* BEGIN *

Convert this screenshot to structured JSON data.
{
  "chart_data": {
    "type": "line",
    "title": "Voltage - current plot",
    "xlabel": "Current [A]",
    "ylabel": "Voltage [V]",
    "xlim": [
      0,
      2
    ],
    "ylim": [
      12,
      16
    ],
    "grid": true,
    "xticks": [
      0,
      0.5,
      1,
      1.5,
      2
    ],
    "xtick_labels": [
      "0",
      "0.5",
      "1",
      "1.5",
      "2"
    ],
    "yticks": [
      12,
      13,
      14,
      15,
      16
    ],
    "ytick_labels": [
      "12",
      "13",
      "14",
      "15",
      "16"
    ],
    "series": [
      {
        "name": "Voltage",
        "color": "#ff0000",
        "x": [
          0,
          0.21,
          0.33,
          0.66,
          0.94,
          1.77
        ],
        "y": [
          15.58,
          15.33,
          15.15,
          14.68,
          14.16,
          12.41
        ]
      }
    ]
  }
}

* END *
* BEGIN *

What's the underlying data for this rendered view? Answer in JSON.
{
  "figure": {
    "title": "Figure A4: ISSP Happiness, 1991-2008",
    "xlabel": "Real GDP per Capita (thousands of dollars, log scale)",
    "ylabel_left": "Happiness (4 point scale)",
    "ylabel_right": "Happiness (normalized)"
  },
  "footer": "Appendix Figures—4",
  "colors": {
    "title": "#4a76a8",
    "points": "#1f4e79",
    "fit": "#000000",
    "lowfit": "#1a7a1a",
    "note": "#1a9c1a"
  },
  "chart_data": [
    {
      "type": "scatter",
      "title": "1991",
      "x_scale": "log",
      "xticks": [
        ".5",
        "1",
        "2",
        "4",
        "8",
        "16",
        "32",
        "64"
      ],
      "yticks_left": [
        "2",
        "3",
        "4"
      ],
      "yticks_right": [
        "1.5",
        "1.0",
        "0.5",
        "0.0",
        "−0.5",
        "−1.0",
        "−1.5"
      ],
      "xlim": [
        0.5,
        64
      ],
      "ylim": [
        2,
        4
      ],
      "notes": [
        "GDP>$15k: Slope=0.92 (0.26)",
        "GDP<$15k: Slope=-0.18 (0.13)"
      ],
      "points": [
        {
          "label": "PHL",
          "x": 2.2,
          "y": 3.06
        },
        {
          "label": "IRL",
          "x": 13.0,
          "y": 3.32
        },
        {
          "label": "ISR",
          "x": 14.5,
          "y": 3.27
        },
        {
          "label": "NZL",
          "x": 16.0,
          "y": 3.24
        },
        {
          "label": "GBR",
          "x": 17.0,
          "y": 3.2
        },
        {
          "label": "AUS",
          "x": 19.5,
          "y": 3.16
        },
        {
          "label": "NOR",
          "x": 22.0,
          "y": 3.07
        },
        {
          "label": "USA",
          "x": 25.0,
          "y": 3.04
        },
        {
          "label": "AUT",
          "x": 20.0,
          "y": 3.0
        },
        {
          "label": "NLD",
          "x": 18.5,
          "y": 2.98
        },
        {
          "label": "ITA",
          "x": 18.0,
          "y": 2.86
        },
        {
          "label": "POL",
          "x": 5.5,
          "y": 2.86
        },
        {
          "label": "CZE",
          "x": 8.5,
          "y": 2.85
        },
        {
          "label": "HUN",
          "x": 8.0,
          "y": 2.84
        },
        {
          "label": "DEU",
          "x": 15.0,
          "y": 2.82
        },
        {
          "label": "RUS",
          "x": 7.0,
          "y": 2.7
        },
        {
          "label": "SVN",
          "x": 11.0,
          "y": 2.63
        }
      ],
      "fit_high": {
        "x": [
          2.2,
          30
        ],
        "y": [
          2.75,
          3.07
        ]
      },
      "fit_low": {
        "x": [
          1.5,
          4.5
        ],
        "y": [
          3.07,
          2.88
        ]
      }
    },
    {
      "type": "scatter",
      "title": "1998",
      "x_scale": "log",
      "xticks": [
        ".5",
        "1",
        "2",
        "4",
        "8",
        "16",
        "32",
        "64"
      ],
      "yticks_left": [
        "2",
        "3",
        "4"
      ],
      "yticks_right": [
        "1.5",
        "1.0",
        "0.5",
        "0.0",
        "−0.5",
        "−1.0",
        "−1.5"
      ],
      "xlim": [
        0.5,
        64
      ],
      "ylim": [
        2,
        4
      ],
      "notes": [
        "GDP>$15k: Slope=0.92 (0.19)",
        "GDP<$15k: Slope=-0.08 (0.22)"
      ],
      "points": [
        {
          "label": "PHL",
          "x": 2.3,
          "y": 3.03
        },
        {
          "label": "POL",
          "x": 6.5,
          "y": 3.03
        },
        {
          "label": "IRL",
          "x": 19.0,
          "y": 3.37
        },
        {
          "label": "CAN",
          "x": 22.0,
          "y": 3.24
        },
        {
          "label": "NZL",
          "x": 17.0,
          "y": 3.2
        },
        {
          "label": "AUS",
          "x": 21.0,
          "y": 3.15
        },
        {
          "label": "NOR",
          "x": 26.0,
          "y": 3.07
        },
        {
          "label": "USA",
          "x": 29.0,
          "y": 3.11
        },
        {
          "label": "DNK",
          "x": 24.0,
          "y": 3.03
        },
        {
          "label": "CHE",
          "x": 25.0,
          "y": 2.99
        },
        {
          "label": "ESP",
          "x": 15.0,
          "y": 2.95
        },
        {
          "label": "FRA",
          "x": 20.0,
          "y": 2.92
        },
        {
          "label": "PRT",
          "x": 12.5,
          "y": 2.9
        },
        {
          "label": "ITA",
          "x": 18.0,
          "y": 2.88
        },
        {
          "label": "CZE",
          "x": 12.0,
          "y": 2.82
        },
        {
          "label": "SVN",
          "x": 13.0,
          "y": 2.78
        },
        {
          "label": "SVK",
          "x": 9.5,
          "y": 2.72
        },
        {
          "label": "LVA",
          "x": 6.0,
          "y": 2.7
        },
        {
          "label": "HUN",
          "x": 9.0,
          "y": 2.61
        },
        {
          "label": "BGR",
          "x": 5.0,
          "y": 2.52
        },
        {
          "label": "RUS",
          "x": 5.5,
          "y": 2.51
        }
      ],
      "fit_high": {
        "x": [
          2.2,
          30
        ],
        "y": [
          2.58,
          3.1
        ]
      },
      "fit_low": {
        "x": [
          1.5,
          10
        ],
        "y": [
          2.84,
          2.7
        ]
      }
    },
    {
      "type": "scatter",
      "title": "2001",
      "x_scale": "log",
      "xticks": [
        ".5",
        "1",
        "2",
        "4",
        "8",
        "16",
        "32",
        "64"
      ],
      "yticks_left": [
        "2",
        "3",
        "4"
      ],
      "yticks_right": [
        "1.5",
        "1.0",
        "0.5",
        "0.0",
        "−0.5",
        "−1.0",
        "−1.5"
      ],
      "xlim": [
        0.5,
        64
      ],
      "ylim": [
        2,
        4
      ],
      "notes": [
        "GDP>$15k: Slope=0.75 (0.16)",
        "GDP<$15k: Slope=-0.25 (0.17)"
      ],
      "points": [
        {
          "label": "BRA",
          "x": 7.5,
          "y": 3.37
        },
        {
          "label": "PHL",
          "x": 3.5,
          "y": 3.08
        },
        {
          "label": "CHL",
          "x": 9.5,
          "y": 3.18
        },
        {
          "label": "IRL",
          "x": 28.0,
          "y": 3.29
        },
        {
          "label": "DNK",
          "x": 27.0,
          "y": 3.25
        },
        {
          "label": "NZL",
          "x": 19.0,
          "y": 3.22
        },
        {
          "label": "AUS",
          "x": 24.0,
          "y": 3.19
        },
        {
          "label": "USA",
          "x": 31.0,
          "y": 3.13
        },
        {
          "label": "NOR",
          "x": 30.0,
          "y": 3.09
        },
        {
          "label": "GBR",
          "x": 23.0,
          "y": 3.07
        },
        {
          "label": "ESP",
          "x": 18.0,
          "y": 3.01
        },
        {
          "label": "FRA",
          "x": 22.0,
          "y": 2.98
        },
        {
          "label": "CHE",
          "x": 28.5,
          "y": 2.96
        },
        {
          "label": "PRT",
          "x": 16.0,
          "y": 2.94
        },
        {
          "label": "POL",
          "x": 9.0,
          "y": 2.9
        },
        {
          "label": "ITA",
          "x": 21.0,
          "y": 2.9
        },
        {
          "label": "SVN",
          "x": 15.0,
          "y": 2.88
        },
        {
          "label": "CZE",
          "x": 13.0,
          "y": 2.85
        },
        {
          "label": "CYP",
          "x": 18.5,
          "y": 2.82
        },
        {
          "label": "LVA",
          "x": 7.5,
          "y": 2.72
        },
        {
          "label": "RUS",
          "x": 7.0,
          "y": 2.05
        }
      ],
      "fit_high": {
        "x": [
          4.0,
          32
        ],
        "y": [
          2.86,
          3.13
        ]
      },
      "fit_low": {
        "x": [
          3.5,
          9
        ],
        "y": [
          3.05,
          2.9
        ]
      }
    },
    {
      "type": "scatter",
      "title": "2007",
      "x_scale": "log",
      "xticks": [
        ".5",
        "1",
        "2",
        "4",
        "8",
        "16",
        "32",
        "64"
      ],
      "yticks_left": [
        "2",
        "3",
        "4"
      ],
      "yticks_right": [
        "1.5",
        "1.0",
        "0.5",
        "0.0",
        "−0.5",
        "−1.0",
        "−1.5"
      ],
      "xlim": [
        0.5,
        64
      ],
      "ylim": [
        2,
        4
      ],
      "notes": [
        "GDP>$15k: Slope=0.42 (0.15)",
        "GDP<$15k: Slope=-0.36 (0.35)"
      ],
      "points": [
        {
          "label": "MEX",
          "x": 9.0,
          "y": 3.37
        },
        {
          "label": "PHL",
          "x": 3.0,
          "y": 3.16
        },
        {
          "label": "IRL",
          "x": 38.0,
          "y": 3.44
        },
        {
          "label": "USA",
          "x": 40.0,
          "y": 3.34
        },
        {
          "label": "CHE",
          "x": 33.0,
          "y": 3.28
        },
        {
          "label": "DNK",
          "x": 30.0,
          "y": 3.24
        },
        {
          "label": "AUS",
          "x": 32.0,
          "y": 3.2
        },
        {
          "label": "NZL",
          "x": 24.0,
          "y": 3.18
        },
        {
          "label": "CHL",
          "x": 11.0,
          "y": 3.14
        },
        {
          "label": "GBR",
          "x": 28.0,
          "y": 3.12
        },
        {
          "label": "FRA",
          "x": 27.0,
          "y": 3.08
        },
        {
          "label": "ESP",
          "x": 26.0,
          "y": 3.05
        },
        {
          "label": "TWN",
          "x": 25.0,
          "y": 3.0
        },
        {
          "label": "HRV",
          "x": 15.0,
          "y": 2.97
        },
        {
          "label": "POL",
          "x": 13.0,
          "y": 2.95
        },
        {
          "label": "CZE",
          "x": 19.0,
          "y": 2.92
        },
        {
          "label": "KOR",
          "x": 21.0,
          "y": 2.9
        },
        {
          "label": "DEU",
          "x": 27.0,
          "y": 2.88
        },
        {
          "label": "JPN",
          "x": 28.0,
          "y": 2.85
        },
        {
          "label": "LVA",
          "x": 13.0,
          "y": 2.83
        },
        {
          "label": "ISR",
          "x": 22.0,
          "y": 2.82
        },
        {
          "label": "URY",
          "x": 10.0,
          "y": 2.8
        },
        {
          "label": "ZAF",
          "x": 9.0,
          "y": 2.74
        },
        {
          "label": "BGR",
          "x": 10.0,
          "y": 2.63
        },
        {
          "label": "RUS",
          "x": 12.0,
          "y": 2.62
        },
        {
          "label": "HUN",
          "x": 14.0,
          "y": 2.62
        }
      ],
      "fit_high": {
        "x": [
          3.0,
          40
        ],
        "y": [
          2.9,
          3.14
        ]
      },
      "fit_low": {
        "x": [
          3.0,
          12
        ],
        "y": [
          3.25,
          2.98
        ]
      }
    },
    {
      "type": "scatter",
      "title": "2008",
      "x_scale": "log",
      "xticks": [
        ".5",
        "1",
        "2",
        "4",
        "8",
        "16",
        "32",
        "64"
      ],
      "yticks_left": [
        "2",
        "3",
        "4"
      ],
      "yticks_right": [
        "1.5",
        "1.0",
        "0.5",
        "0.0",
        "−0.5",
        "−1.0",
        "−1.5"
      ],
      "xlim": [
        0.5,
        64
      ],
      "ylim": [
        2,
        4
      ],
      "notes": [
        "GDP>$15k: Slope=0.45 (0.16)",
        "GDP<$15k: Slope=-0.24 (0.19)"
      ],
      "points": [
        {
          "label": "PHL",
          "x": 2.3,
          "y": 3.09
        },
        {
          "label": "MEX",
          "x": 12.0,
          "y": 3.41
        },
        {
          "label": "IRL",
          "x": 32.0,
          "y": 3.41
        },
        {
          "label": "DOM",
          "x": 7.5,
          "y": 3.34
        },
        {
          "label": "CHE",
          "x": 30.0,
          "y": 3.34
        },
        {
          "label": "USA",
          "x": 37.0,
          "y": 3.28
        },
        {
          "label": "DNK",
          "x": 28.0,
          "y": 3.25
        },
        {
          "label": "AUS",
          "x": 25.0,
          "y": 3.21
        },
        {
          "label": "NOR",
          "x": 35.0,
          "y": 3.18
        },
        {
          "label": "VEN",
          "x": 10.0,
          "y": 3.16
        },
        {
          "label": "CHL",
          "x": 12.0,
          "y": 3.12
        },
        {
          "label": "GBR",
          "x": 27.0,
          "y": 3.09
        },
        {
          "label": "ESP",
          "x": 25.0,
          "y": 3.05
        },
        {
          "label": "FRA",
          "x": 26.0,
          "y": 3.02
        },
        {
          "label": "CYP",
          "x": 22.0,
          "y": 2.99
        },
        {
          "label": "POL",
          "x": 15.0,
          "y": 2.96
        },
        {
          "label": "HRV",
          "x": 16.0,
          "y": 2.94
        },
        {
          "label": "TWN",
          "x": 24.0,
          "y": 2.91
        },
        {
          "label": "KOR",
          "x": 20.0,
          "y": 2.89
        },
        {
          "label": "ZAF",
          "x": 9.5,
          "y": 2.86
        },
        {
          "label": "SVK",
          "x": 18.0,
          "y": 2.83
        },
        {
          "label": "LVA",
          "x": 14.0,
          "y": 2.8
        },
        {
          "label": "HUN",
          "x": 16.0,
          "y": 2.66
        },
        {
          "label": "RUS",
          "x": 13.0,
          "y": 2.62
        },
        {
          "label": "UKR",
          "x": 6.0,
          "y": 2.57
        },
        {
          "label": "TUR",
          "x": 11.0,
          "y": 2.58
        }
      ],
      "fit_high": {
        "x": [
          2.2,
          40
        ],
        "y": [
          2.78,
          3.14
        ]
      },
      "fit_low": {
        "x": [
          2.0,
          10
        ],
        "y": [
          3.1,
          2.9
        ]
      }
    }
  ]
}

* END *

Extract from the data every line where "xlabel" shows up.

    "xlabel": "Current [A]",
    "xlabel": "Real GDP per Capita (thousands of dollars, log scale)",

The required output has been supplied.